[Challenge] Output the data word for word, dropping every image.

[Provided material]
--- Begin ---
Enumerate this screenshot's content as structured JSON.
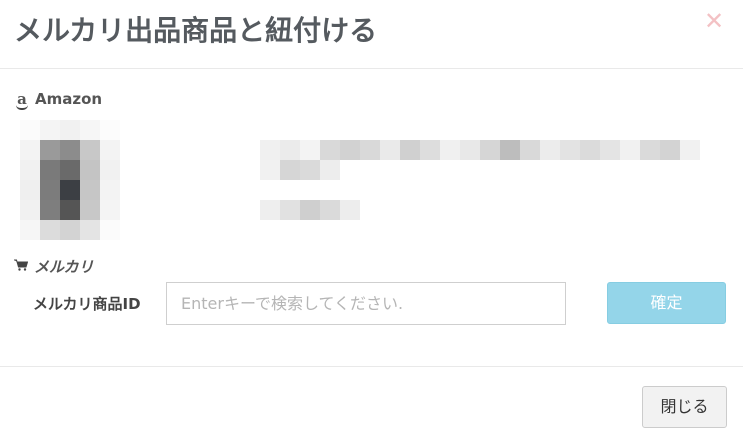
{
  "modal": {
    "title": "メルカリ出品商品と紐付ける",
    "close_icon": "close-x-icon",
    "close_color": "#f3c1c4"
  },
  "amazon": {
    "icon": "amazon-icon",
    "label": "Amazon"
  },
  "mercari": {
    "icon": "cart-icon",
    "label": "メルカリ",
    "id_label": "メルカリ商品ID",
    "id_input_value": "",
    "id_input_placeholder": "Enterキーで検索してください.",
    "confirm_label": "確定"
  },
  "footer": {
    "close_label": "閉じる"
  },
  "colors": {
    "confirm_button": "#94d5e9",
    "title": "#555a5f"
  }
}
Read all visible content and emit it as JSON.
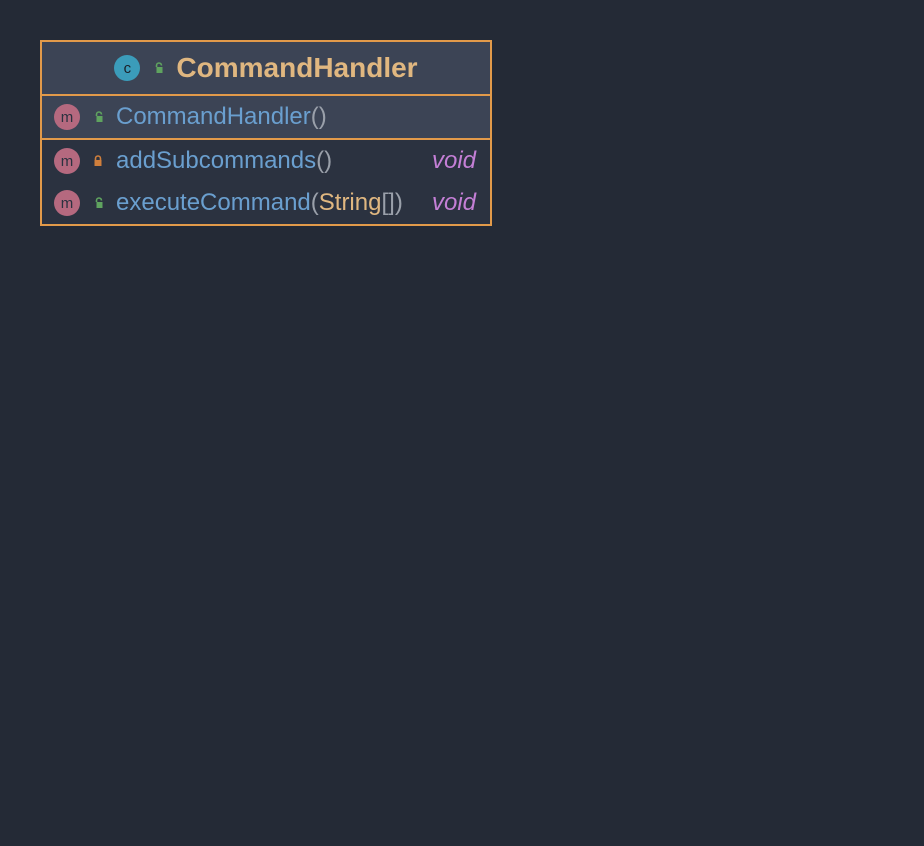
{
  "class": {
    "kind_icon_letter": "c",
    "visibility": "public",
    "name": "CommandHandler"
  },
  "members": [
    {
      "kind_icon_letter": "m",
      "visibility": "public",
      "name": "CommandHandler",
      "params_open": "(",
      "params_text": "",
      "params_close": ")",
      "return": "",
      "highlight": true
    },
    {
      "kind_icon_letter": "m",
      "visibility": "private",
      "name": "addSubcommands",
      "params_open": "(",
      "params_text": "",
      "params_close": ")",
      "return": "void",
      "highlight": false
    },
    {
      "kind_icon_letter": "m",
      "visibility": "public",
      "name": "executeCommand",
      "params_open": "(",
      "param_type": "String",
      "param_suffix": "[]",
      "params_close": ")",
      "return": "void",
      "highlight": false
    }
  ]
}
--- End ---
[Result]
Enumerate this screenshot's content as structured JSON.
{
  "modal": {
    "title": "メルカリ出品商品と紐付ける",
    "close_icon": "close-x-icon",
    "close_color": "#f3c1c4"
  },
  "amazon": {
    "icon": "amazon-icon",
    "label": "Amazon"
  },
  "mercari": {
    "icon": "cart-icon",
    "label": "メルカリ",
    "id_label": "メルカリ商品ID",
    "id_input_value": "",
    "id_input_placeholder": "Enterキーで検索してください.",
    "confirm_label": "確定"
  },
  "footer": {
    "close_label": "閉じる"
  },
  "colors": {
    "confirm_button": "#94d5e9",
    "title": "#555a5f"
  }
}
Read all visible content and emit it as JSON.
{
  "class": {
    "kind_icon_letter": "c",
    "visibility": "public",
    "name": "CommandHandler"
  },
  "members": [
    {
      "kind_icon_letter": "m",
      "visibility": "public",
      "name": "CommandHandler",
      "params_open": "(",
      "params_text": "",
      "params_close": ")",
      "return": "",
      "highlight": true
    },
    {
      "kind_icon_letter": "m",
      "visibility": "private",
      "name": "addSubcommands",
      "params_open": "(",
      "params_text": "",
      "params_close": ")",
      "return": "void",
      "highlight": false
    },
    {
      "kind_icon_letter": "m",
      "visibility": "public",
      "name": "executeCommand",
      "params_open": "(",
      "param_type": "String",
      "param_suffix": "[]",
      "params_close": ")",
      "return": "void",
      "highlight": false
    }
  ]
}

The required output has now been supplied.